■ AVAILABLE RECORDS ■
▼

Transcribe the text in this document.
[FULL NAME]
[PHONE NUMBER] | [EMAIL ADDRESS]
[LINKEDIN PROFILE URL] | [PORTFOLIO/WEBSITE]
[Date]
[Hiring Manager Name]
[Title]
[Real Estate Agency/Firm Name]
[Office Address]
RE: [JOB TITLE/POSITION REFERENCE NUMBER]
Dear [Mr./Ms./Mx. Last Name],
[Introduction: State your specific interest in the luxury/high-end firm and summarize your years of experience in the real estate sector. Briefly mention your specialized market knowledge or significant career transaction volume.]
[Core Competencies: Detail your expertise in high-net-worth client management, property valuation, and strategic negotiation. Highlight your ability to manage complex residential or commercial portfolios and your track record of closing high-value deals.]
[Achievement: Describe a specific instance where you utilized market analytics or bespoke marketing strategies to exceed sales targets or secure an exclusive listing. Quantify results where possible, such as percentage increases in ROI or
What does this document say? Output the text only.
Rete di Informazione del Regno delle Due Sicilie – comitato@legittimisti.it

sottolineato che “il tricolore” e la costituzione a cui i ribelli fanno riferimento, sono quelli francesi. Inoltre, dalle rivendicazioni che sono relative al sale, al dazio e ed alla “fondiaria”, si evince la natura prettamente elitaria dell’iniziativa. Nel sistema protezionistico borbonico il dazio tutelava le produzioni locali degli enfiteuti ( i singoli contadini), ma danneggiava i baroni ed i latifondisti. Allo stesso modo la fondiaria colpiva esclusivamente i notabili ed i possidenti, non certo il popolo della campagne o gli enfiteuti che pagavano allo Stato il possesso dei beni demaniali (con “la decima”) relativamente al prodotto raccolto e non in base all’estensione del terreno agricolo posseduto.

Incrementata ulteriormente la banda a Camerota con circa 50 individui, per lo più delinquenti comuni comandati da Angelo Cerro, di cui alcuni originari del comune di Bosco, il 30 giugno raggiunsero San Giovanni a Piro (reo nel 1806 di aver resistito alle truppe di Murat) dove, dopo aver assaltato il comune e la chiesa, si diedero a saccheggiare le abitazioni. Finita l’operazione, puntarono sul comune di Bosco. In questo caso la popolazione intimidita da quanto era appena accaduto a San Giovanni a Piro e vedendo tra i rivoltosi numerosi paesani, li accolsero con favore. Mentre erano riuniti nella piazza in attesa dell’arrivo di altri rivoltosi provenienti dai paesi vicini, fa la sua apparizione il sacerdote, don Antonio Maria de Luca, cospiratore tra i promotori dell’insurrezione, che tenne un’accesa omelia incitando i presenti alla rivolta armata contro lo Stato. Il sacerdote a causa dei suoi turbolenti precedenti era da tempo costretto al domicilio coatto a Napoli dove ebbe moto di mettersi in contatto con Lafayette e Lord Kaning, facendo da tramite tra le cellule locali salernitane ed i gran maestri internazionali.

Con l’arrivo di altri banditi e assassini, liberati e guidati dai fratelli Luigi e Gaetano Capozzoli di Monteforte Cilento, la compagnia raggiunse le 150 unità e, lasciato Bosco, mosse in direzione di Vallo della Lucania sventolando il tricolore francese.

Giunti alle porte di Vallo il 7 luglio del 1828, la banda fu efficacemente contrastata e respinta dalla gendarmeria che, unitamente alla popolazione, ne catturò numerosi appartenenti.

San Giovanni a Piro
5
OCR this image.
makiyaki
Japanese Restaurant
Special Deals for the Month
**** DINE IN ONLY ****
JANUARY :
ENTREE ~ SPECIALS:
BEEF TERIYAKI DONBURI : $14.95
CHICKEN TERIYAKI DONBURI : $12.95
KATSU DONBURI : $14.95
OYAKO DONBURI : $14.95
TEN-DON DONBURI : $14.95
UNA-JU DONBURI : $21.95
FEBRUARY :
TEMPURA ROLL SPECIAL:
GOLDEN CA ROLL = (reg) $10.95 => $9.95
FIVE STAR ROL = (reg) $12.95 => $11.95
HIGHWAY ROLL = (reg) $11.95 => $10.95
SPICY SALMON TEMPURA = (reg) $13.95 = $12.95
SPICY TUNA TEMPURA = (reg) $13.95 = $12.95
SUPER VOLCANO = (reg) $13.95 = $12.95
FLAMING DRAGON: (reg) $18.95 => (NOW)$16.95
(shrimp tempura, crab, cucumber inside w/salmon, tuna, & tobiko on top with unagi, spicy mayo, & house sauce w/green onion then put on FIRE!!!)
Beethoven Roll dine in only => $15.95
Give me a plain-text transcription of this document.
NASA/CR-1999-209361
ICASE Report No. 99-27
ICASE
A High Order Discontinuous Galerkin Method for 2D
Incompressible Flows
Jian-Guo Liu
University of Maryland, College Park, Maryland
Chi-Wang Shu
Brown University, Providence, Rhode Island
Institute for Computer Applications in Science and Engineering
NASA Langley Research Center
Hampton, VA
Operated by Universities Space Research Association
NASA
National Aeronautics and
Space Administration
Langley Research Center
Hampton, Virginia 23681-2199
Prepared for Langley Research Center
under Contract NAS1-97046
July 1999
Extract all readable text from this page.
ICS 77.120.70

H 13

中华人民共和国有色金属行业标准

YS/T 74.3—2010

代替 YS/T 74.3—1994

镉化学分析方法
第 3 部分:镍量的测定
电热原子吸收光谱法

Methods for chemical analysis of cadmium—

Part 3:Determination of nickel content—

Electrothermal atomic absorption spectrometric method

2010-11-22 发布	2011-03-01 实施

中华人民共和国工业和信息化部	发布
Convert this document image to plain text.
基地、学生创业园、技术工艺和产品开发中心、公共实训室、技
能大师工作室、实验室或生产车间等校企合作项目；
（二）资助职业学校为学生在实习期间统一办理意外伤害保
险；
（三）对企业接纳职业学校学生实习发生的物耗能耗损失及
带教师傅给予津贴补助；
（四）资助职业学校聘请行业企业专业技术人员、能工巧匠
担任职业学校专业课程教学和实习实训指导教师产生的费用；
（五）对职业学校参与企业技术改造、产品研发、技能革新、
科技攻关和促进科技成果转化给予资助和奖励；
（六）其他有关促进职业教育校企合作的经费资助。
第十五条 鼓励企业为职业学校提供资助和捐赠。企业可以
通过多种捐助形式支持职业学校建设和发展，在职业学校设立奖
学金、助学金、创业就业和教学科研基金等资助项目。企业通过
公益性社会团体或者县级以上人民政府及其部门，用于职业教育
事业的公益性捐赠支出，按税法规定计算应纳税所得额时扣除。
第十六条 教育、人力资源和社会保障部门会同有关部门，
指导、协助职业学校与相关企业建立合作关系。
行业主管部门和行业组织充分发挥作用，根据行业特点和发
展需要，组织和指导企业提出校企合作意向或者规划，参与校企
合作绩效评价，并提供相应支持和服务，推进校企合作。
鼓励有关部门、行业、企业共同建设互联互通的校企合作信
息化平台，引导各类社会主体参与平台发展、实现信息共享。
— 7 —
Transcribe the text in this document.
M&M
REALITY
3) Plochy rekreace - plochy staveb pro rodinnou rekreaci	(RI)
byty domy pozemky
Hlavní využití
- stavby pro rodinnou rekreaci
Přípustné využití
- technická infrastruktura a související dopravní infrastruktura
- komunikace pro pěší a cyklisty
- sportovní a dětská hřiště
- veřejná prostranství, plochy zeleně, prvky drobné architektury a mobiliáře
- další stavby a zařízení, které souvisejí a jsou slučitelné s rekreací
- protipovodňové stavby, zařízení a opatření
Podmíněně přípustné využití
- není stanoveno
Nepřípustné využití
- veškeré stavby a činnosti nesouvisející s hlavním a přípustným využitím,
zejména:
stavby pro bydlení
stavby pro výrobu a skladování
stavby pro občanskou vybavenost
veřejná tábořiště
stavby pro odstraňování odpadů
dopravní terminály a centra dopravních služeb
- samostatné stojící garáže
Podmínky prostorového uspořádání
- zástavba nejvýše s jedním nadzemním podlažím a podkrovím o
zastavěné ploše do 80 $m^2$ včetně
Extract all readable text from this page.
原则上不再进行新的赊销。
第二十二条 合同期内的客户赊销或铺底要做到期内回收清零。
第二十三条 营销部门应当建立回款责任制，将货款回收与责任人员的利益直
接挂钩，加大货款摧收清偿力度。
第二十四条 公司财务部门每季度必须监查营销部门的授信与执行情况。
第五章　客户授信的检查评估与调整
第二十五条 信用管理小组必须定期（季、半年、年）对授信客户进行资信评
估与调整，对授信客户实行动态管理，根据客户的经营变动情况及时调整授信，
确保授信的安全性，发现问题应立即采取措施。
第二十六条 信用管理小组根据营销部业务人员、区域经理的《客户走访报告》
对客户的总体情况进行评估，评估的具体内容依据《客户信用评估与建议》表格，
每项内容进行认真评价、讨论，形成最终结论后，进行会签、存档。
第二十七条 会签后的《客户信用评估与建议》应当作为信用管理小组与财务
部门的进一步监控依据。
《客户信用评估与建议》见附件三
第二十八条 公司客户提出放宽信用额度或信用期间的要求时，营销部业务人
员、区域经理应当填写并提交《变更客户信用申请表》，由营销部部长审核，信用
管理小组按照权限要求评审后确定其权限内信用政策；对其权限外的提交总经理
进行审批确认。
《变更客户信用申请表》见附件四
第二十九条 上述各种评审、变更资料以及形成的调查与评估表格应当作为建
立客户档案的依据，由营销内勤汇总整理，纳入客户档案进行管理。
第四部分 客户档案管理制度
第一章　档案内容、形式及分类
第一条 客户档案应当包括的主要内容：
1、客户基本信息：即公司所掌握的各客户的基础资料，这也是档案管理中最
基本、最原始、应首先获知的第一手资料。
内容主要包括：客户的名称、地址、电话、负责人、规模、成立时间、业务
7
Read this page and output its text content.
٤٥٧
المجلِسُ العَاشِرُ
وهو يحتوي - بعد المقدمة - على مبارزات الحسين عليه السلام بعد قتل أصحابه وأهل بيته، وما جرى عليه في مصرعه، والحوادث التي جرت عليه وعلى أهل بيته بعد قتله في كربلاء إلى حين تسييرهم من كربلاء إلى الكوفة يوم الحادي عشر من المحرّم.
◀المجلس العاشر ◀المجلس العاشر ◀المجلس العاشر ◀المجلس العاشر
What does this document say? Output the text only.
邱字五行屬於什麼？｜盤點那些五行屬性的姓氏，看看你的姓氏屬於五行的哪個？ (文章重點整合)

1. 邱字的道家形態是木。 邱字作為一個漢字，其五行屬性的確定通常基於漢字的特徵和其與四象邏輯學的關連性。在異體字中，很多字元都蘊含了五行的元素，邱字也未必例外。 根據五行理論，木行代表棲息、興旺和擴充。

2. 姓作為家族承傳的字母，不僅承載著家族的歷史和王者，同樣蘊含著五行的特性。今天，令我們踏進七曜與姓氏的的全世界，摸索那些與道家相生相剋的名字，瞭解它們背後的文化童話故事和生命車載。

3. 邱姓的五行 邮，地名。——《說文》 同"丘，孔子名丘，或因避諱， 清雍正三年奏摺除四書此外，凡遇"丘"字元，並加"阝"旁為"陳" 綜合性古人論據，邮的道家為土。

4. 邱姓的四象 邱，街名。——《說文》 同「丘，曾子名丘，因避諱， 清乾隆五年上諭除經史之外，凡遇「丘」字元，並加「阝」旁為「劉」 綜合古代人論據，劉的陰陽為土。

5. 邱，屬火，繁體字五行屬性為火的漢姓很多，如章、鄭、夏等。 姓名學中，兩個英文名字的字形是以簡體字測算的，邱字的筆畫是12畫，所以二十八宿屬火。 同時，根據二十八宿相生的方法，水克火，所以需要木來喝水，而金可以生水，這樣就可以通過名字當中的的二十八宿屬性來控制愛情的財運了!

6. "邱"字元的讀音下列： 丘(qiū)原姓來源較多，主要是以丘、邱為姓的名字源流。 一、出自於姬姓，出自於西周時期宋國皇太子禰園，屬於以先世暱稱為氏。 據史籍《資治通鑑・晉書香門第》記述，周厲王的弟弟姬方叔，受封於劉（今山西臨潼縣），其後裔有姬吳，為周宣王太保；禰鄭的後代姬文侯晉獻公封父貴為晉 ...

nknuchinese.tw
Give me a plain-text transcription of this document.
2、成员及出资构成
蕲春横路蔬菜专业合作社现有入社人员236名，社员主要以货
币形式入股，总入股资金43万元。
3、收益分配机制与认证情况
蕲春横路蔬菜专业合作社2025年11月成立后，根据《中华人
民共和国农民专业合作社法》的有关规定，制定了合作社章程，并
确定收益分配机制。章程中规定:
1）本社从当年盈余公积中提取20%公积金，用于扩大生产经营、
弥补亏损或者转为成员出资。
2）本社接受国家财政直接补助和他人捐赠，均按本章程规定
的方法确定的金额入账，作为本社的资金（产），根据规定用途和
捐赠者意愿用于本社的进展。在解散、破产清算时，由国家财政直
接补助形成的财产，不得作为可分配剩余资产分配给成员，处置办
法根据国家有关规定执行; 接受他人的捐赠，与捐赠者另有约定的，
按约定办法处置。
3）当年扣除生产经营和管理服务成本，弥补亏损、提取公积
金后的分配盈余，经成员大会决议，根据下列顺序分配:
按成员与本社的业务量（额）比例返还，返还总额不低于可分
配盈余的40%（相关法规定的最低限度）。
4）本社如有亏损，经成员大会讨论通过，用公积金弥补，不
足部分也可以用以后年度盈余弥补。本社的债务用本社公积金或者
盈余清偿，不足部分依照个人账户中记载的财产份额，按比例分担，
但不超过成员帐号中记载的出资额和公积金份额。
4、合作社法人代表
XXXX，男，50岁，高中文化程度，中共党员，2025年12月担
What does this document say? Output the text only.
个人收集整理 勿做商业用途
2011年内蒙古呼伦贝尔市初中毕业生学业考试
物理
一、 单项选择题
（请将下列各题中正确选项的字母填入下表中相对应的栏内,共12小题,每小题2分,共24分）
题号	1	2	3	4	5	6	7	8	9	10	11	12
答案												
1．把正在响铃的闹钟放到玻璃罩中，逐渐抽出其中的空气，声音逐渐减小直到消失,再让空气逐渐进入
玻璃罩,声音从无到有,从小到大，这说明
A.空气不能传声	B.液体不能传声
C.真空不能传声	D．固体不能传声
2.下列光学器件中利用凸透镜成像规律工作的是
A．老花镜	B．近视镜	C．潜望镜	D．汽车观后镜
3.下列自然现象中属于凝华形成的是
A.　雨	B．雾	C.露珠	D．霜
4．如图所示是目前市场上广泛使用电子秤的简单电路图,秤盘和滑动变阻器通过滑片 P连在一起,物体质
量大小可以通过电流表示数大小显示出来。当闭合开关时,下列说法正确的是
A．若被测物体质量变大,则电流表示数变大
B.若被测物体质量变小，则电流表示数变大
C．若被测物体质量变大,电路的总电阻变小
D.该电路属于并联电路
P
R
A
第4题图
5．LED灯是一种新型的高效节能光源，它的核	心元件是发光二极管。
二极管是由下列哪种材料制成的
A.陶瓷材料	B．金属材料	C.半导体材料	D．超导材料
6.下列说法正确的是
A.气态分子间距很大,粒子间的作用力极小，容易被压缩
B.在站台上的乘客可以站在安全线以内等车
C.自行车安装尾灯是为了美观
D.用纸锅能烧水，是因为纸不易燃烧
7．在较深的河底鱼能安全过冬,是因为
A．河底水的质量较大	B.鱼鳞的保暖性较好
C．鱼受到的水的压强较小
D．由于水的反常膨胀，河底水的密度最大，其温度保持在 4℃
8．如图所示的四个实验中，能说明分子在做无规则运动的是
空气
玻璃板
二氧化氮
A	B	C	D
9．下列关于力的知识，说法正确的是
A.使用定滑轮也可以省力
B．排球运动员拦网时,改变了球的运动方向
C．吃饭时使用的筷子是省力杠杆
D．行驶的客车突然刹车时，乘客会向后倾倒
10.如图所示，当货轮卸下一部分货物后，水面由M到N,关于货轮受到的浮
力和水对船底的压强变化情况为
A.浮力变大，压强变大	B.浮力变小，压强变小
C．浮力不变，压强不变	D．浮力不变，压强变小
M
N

▲

Give the count of lines holding the word "plochy", with no other words.

■ EXERCISE OUTPUT ■
2